Work out how many lines in the listing below include the word "XIII"; answer with the number alone.

__Chart and figure data__.
• • •
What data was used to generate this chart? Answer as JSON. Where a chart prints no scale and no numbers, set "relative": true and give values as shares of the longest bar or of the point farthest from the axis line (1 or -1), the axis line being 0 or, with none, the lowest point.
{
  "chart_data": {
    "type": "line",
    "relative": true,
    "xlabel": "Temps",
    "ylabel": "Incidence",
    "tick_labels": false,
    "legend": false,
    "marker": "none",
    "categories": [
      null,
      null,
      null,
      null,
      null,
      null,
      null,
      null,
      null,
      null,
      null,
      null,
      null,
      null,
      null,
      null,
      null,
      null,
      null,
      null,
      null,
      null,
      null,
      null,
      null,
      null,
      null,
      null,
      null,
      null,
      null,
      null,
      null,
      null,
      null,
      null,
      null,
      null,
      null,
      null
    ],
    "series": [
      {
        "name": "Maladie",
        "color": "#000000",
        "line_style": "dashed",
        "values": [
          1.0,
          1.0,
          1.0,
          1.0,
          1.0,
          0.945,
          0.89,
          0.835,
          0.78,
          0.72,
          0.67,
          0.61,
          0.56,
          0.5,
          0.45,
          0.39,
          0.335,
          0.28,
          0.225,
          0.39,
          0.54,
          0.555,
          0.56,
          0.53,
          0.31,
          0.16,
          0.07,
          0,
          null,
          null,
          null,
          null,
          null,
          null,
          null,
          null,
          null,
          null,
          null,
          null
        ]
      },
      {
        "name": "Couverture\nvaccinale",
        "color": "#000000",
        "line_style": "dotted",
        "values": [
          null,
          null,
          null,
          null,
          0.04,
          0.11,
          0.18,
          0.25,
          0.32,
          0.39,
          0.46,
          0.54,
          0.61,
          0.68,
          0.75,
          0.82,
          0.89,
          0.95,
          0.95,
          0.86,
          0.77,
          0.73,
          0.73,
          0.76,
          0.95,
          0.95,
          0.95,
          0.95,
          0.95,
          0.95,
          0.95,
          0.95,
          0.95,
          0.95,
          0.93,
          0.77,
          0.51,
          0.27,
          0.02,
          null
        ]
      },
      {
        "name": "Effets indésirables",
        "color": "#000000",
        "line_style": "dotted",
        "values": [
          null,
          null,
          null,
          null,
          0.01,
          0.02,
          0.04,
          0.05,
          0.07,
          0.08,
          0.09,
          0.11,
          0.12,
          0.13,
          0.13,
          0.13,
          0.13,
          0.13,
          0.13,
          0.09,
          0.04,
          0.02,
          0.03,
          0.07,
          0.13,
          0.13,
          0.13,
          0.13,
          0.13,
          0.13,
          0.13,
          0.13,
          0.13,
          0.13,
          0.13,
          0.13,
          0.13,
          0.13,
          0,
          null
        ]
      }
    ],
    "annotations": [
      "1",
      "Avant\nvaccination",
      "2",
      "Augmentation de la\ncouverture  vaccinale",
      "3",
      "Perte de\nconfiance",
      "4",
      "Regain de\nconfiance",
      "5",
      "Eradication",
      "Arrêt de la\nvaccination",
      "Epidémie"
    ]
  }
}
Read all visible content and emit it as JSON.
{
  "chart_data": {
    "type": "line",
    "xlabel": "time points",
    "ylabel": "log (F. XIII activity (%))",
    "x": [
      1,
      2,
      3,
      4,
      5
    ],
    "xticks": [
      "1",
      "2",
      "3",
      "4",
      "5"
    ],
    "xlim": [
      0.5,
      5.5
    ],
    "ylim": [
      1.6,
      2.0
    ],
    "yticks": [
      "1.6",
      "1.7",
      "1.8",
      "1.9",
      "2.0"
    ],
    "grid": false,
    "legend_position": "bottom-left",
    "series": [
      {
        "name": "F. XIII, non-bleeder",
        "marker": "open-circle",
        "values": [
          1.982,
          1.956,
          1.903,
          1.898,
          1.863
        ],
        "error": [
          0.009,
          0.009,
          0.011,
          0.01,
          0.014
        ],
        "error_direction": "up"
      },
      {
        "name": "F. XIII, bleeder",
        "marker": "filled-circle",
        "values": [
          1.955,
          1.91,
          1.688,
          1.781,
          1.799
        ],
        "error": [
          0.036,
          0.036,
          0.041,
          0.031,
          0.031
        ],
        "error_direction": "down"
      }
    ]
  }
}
• • •
__WRITTEN RESPONSE__. 3